Provided information:

◆ ◆ ◆

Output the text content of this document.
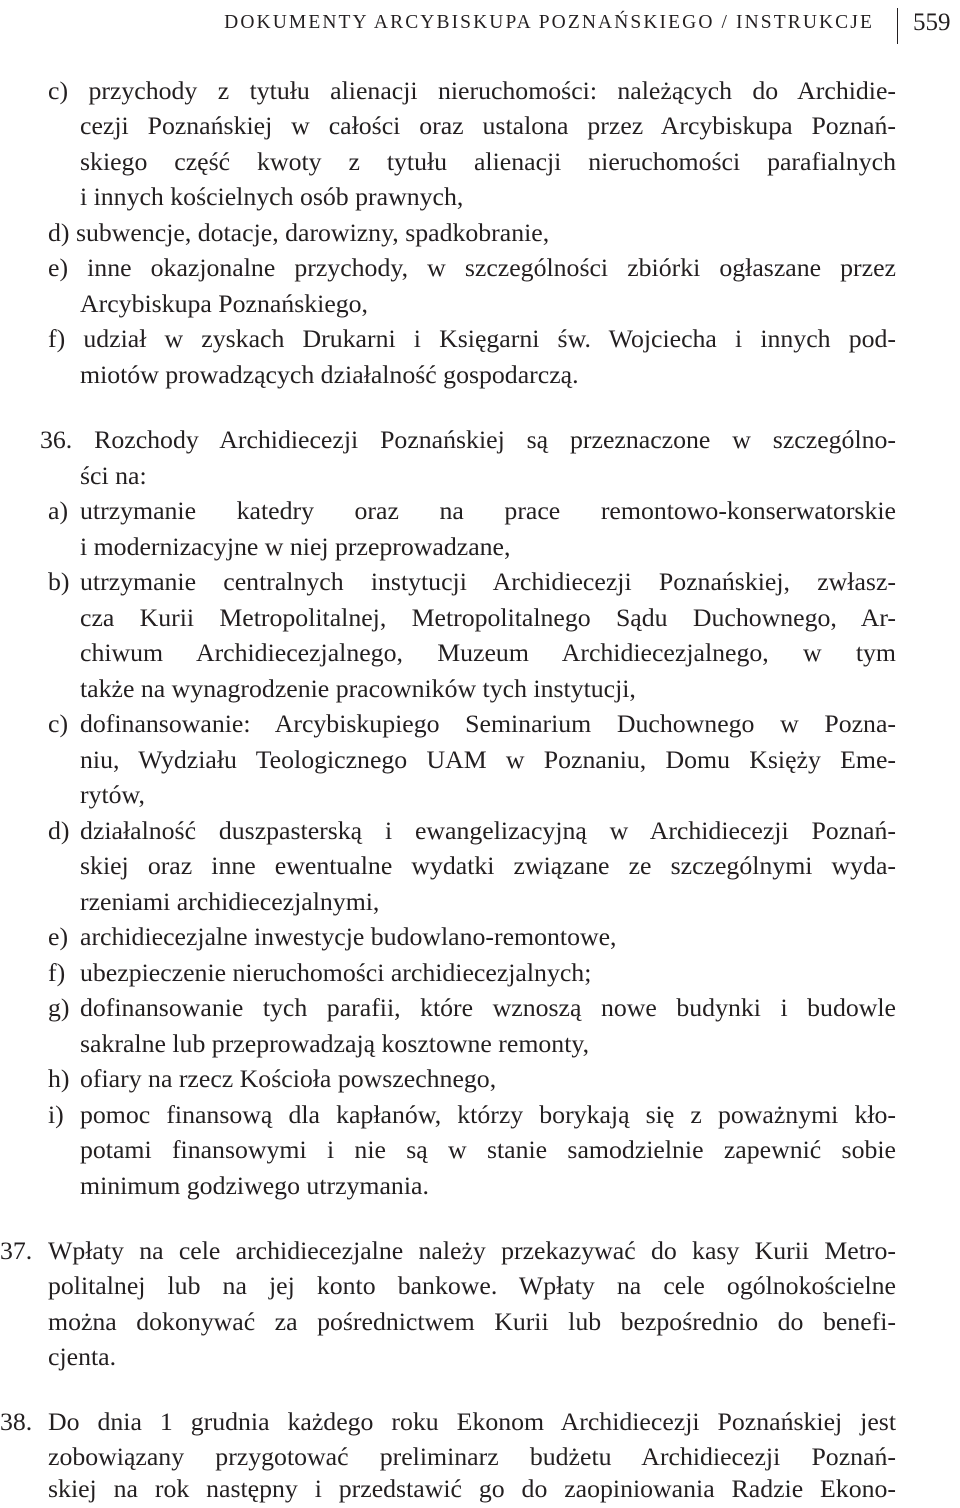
DOKUMENTY ARCYBISKUPA POZNAŃSKIEGO / INSTRUKCJE 559
c) przychody z tytułu alienacji nieruchomości: należących do Archidie-
cezji Poznańskiej w całości oraz ustalona przez Arcybiskupa Poznań-
skiego część kwoty z tytułu alienacji nieruchomości parafialnych
i innych kościelnych osób prawnych,
d) subwencje, dotacje, darowizny, spadkobranie,
e) inne okazjonalne przychody, w szczególności zbiórki ogłaszane przez
Arcybiskupa Poznańskiego,
f) udział w zyskach Drukarni i Księgarni św. Wojciecha i innych pod-
miotów prowadzących działalność gospodarczą.
36. Rozchody Archidiecezji Poznańskiej są przeznaczone w szczególno-
ści na:
a) utrzymanie katedry oraz na prace remontowo-konserwatorskie
i modernizacyjne w niej przeprowadzane,
b) utrzymanie centralnych instytucji Archidiecezji Poznańskiej, zwłasz-
cza Kurii Metropolitalnej, Metropolitalnego Sądu Duchownego, Ar-
chiwum Archidiecezjalnego, Muzeum Archidiecezjalnego, w tym
także na wynagrodzenie pracowników tych instytucji,
c) dofinansowanie: Arcybiskupiego Seminarium Duchownego w Pozna-
niu, Wydziału Teologicznego UAM w Poznaniu, Domu Księży Eme-
rytów,
d) działalność duszpasterską i ewangelizacyjną w Archidiecezji Poznań-
skiej oraz inne ewentualne wydatki związane ze szczególnymi wyda-
rzeniami archidiecezjalnymi,
e) archidiecezjalne inwestycje budowlano-remontowe,
f) ubezpieczenie nieruchomości archidiecezjalnych;
g) dofinansowanie tych parafii, które wznoszą nowe budynki i budowle
sakralne lub przeprowadzają kosztowne remonty,
h) ofiary na rzecz Kościoła powszechnego,
i) pomoc finansową dla kapłanów, którzy borykają się z poważnymi kło-
potami finansowymi i nie są w stanie samodzielnie zapewnić sobie
minimum godziwego utrzymania.
37. Wpłaty na cele archidiecezjalne należy przekazywać do kasy Kurii Metro-
politalnej lub na jej konto bankowe. Wpłaty na cele ogólnokościelne
można dokonywać za pośrednictwem Kurii lub bezpośrednio do benefi-
cjenta.
38. Do dnia 1 grudnia każdego roku Ekonom Archidiecezji Poznańskiej jest
zobowiązany przygotować preliminarz budżetu Archidiecezji Poznań-
skiej na rok następny i przedstawić go do zaopiniowania Radzie Ekono-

◆ ◆ ◆

Exercise description: Output the entries above exactly. Drop the pictures.

The completed task:
Output the text content of this document.
DOKUMENTY ARCYBISKUPA POZNAŃSKIEGO / INSTRUKCJE 559
c) przychody z tytułu alienacji nieruchomości: należących do Archidie-
cezji Poznańskiej w całości oraz ustalona przez Arcybiskupa Poznań-
skiego część kwoty z tytułu alienacji nieruchomości parafialnych
i innych kościelnych osób prawnych,
d) subwencje, dotacje, darowizny, spadkobranie,
e) inne okazjonalne przychody, w szczególności zbiórki ogłaszane przez
Arcybiskupa Poznańskiego,
f) udział w zyskach Drukarni i Księgarni św. Wojciecha i innych pod-
miotów prowadzących działalność gospodarczą.
36. Rozchody Archidiecezji Poznańskiej są przeznaczone w szczególno-
ści na:
a) utrzymanie katedry oraz na prace remontowo-konserwatorskie
i modernizacyjne w niej przeprowadzane,
b) utrzymanie centralnych instytucji Archidiecezji Poznańskiej, zwłasz-
cza Kurii Metropolitalnej, Metropolitalnego Sądu Duchownego, Ar-
chiwum Archidiecezjalnego, Muzeum Archidiecezjalnego, w tym
także na wynagrodzenie pracowników tych instytucji,
c) dofinansowanie: Arcybiskupiego Seminarium Duchownego w Pozna-
niu, Wydziału Teologicznego UAM w Poznaniu, Domu Księży Eme-
rytów,
d) działalność duszpasterską i ewangelizacyjną w Archidiecezji Poznań-
skiej oraz inne ewentualne wydatki związane ze szczególnymi wyda-
rzeniami archidiecezjalnymi,
e) archidiecezjalne inwestycje budowlano-remontowe,
f) ubezpieczenie nieruchomości archidiecezjalnych;
g) dofinansowanie tych parafii, które wznoszą nowe budynki i budowle
sakralne lub przeprowadzają kosztowne remonty,
h) ofiary na rzecz Kościoła powszechnego,
i) pomoc finansową dla kapłanów, którzy borykają się z poważnymi kło-
potami finansowymi i nie są w stanie samodzielnie zapewnić sobie
minimum godziwego utrzymania.
37. Wpłaty na cele archidiecezjalne należy przekazywać do kasy Kurii Metro-
politalnej lub na jej konto bankowe. Wpłaty na cele ogólnokościelne
można dokonywać za pośrednictwem Kurii lub bezpośrednio do benefi-
cjenta.
38. Do dnia 1 grudnia każdego roku Ekonom Archidiecezji Poznańskiej jest
zobowiązany przygotować preliminarz budżetu Archidiecezji Poznań-
skiej na rok następny i przedstawić go do zaopiniowania Radzie Ekono-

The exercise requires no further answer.